# start of Record excerpts

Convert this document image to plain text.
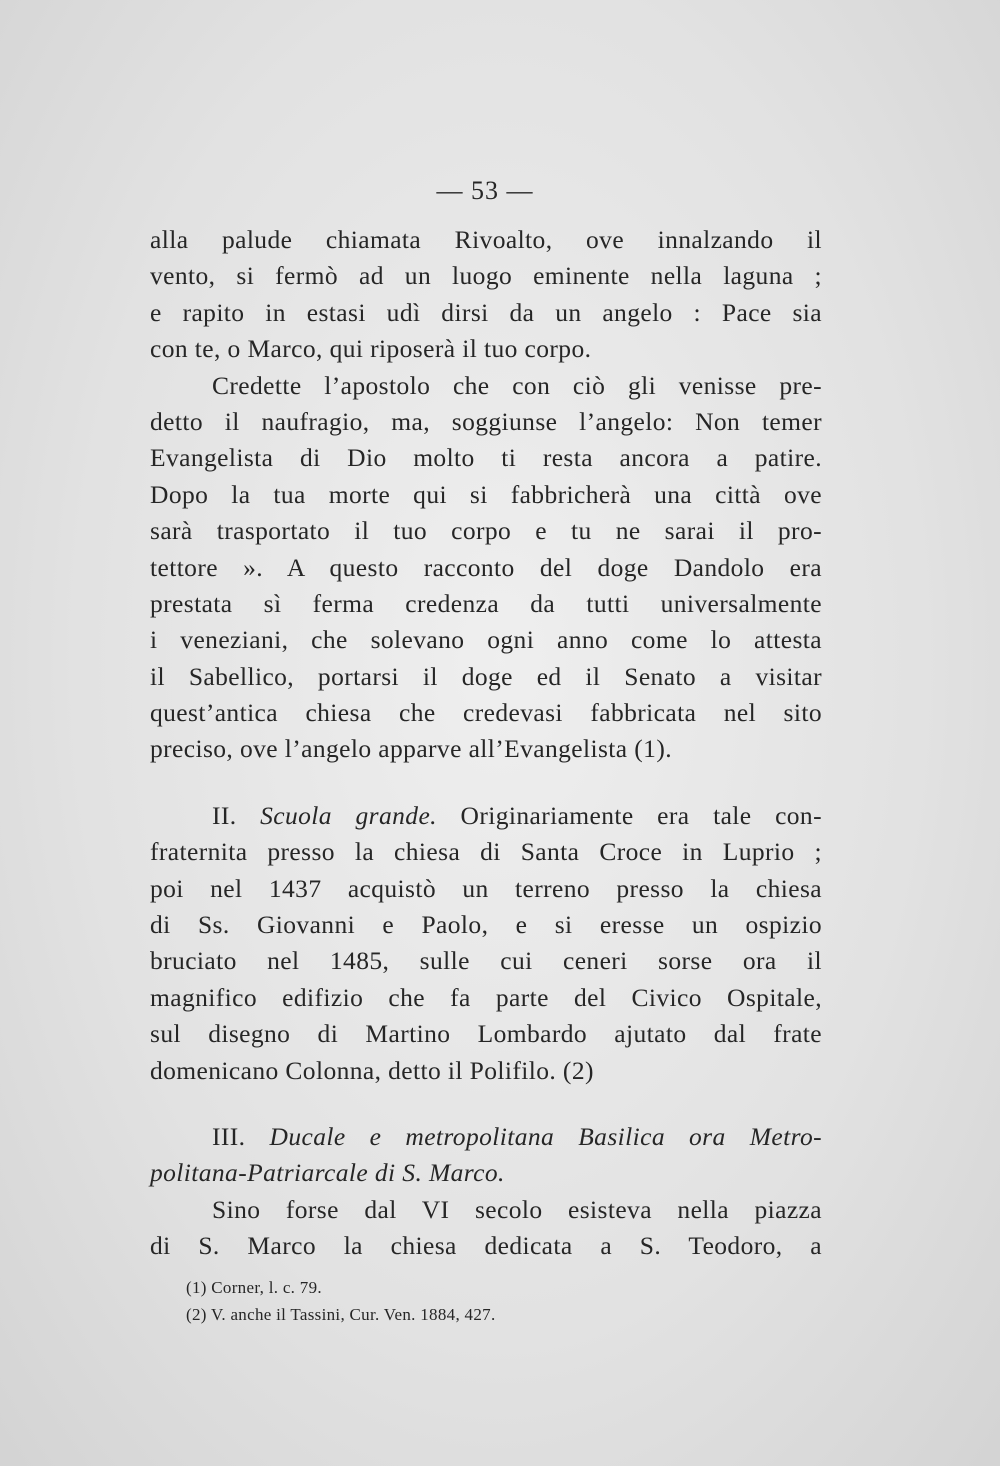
— 53 —
alla palude chiamata Rivoalto, ove innalzando il
vento, si fermò ad un luogo eminente nella laguna ;
e rapito in estasi udì dirsi da un angelo : Pace sia
con te, o Marco, qui riposerà il tuo corpo.
Credette l’apostolo che con ciò gli venisse pre-
detto il naufragio, ma, soggiunse l’angelo: Non temer
Evangelista di Dio molto ti resta ancora a patire.
Dopo la tua morte qui si fabbricherà una città ove
sarà trasportato il tuo corpo e tu ne sarai il pro-
tettore ». A questo racconto del doge Dandolo era
prestata sì ferma credenza da tutti universalmente
i veneziani, che solevano ogni anno come lo attesta
il Sabellico, portarsi il doge ed il Senato a visitar
quest’antica chiesa che credevasi fabbricata nel sito
preciso, ove l’angelo apparve all’Evangelista (1).
II. Scuola grande. Originariamente era tale con-
fraternita presso la chiesa di Santa Croce in Luprio ;
poi nel 1437 acquistò un terreno presso la chiesa
di Ss. Giovanni e Paolo, e si eresse un ospizio
bruciato nel 1485, sulle cui ceneri sorse ora il
magnifico edifizio che fa parte del Civico Ospitale,
sul disegno di Martino Lombardo ajutato dal frate
domenicano Colonna, detto il Polifilo. (2)
III. Ducale e metropolitana Basilica ora Metro-
politana-Patriarcale di S. Marco.
Sino forse dal VI secolo esisteva nella piazza
di S. Marco la chiesa dedicata a S. Teodoro, a
(1) Corner, l. c. 79.
(2) V. anche il Tassini, Cur. Ven. 1884, 427.
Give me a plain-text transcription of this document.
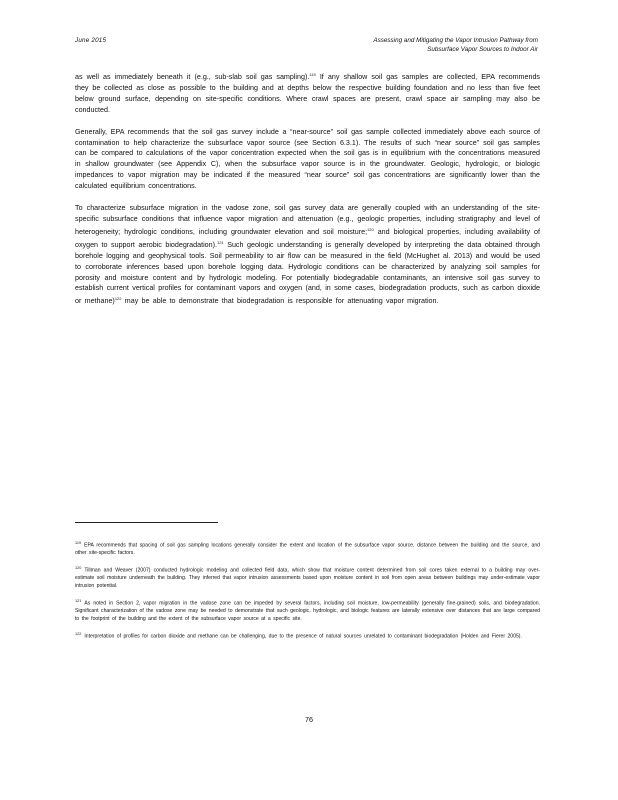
June 2015	Assessing and Mitigating the Vapor Intrusion Pathway from
Subsurface Vapor Sources to Indoor Air

as well as immediately beneath it (e.g., sub-slab soil gas sampling).$^{119}$ If any shallow soil gas samples are collected, EPA recommends they be collected as close as possible to the building and at depths below the respective building foundation and no less than five feet below ground surface, depending on site-specific conditions. Where crawl spaces are present, crawl space air sampling may also be conducted.

Generally, EPA recommends that the soil gas survey include a “near-source” soil gas sample collected immediately above each source of contamination to help characterize the subsurface vapor source (see Section 6.3.1). The results of such “near source” soil gas samples can be compared to calculations of the vapor concentration expected when the soil gas is in equilibrium with the concentrations measured in shallow groundwater (see Appendix C), when the subsurface vapor source is in the groundwater. Geologic, hydrologic, or biologic impedances to vapor migration may be indicated if the measured “near source” soil gas concentrations are significantly lower than the calculated equilibrium concentrations.

To characterize subsurface migration in the vadose zone, soil gas survey data are generally coupled with an understanding of the site-specific subsurface conditions that influence vapor migration and attenuation (e.g., geologic properties, including stratigraphy and level of heterogeneity; hydrologic conditions, including groundwater elevation and soil moisture;$^{120}$ and biological properties, including availability of oxygen to support aerobic biodegradation).$^{121}$ Such geologic understanding is generally developed by interpreting the data obtained through borehole logging and geophysical tools. Soil permeability to air flow can be measured in the field (McHughet al. 2013) and would be used to corroborate inferences based upon borehole logging data. Hydrologic conditions can be characterized by analyzing soil samples for porosity and moisture content and by hydrologic modeling. For potentially biodegradable contaminants, an intensive soil gas survey to establish current vertical profiles for contaminant vapors and oxygen (and, in some cases, biodegradation products, such as carbon dioxide or methane)$^{122}$ may be able to demonstrate that biodegradation is responsible for attenuating vapor migration.

$^{119}$ EPA recommends that spacing of soil gas sampling locations generally consider the extent and location of the subsurface vapor source, distance between the building and the source, and other site-specific factors.

$^{120}$ Tillman and Weaver (2007) conducted hydrologic modeling and collected field data, which show that moisture content determined from soil cores taken external to a building may over-estimate soil moisture underneath the building. They inferred that vapor intrusion assessments based upon moisture content in soil from open areas between buildings may under-estimate vapor intrusion potential.

$^{121}$ As noted in Section 2, vapor migration in the vadose zone can be impeded by several factors, including soil moisture, low-permeability (generally fine-grained) soils, and biodegradation. Significant characterization of the vadose zone may be needed to demonstrate that such geologic, hydrologic, and biologic features are laterally extensive over distances that are large compared to the footprint of the building and the extent of the subsurface vapor source at a specific site.

$^{122}$ Interpretation of profiles for carbon dioxide and methane can be challenging, due to the presence of natural sources unrelated to contaminant biodegradation (Holden and Fierer 2005).

76
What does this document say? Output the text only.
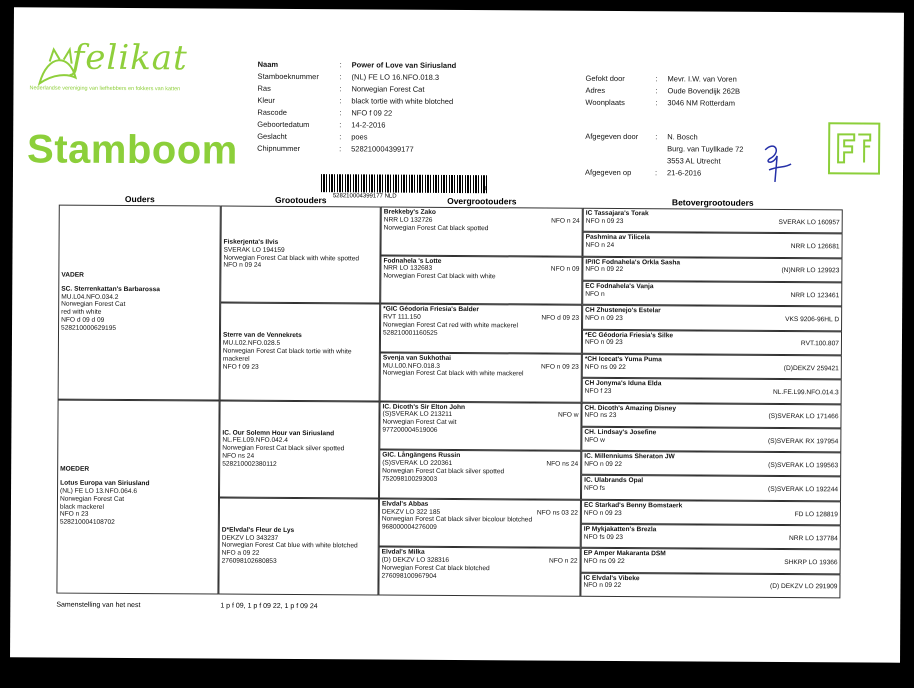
felikat
Nederlandse vereniging van liefhebbers en fokkers van katten
Stamboom
Naam	:	Power of Love van Siriusland
Stamboeknummer	:	(NL) FE LO 16.NFO.018.3
Ras	:	Norwegian Forest Cat
Kleur	:	black tortie with white blotched
Rascode	:	NFO f 09 22
Geboortedatum	:	14-2-2016
Geslacht	:	poes
Chipnummer	:	528210004399177
Gefokt door	:	Mevr. I.W. van Voren
Adres	:	Oude Bovendijk 262B
Woonplaats	:	3046 NM Rotterdam
Afgegeven door	:	N. Bosch
Burg. van Tuyllkade 72
3553 AL Utrecht
Afgegeven op	:	21-6-2016
528210004399177 NLD
3
Ouders	Grootouders	Overgrootouders	Betovergrootouders
VADER
SC. Sterrenkattan's Barbarossa
MU.L04.NFO.034.2
Norwegian Forest Cat
red with white
NFO d 09 d 09
528210000629195
MOEDER
Lotus Europa van Siriusland
(NL) FE LO 13.NFO.064.6
Norwegian Forest Cat
black mackerel
NFO n 23
528210004108702
Fiskerjenta's Ilvis
SVERAK LO 194159
Norwegian Forest Cat black with white spotted
NFO n 09 24
Sterre van de Vennekrets
MU.L02.NFO.028.5
Norwegian Forest Cat black tortie with white mackerel
NFO f 09 23
IC. Our Solemn Hour van Siriusland
NL.FE.L09.NFO.042.4
Norwegian Forest Cat black silver spotted
NFO ns 24
528210002380112
D*Elvdal's Fleur de Lys
DEKZV LO 343237
Norwegian Forest Cat blue with white blotched
NFO a 09 22
276098102680853
Brekkeby's Zako
NRR LO 132726	NFO n 24
Norwegian Forest Cat black spotted
Fodnahela 's Lotte
NRR LO 132683	NFO n 09
Norwegian Forest Cat black with white
*GIC Géodoria Friesia's Balder
RVT 111.150	NFO d 09 23
Norwegian Forest Cat red with white mackerel
528210001160525
Svenja van Sukhothai
MU.L00.NFO.018.3	NFO n 09 23
Norwegian Forest Cat black with white mackerel
IC. Dicoth's Sir Elton John
(S)SVERAK LO 213211	NFO w
Norwegian Forest Cat wit
977200004519006
GIC. Långängens Russin
(S)SVERAK LO 220361	NFO ns 24
Norwegian Forest Cat black silver spotted
752098100293003
Elvdal's Abbas
DEKZV LO 322 185	NFO ns 03 22
Norwegian Forest Cat black silver bicolour blotched
968000004276009
Elvdal's Milka
(D) DEKZV LO 328316	NFO n 22
Norwegian Forest Cat black blotched
276098100967904
IC Tassajara's Torak
NFO n 09 23	SVERAK LO 160957
Pashmina av Tilicela
NFO n 24	NRR LO 126681
IP/IC Fodnahela's Orkla Sasha
NFO n 09 22	(N)NRR LO 129923
EC Fodnahela's Vanja
NFO n	NRR LO 123461
CH Zhustenejo's Estelar
NFO n 09 23	VKS 9206-96HL D
*EC Géodoria Friesia's Silke
NFO n 09 23	RVT.100.807
*CH Icecat's Yuma Puma
NFO ns 09 22	(D)DEKZV 259421
CH Jonyma's Iduna Elda
NFO f 23	NL.FE.L99.NFO.014.3
CH. Dicoth's Amazing Disney
NFO ns 23	(S)SVERAK LO 171466
CH. Lindsay's Josefine
NFO w	(S)SVERAK RX 197954
IC. Millenniums Sheraton JW
NFO n 09 22	(S)SVERAK LO 199563
IC. Ulabrands Opal
NFO fs	(S)SVERAK LO 192244
EC Starkad's Benny Bomstaerk
NFO n 09 23	FD LO 128819
IP Mykjakatten's Brezla
NFO fs 09 23	NRR LO 137784
EP Amper Makaranta DSM
NFO ns 09 22	SHKRP LO 19366
IC Elvdal's Vibeke
NFO n 09 22	(D) DEKZV LO 291909
Samenstelling van het nest	1 p f 09, 1 p f 09 22, 1 p f 09 24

# end of Record excerpts

▶ **Written task**
Looking at the data above, show all lines where the word "blotched" occurs.

▶ **Final answer**
Kleur	:	black tortie with white blotched
Norwegian Forest Cat blue with white blotched
Norwegian Forest Cat black silver bicolour blotched
Norwegian Forest Cat black blotched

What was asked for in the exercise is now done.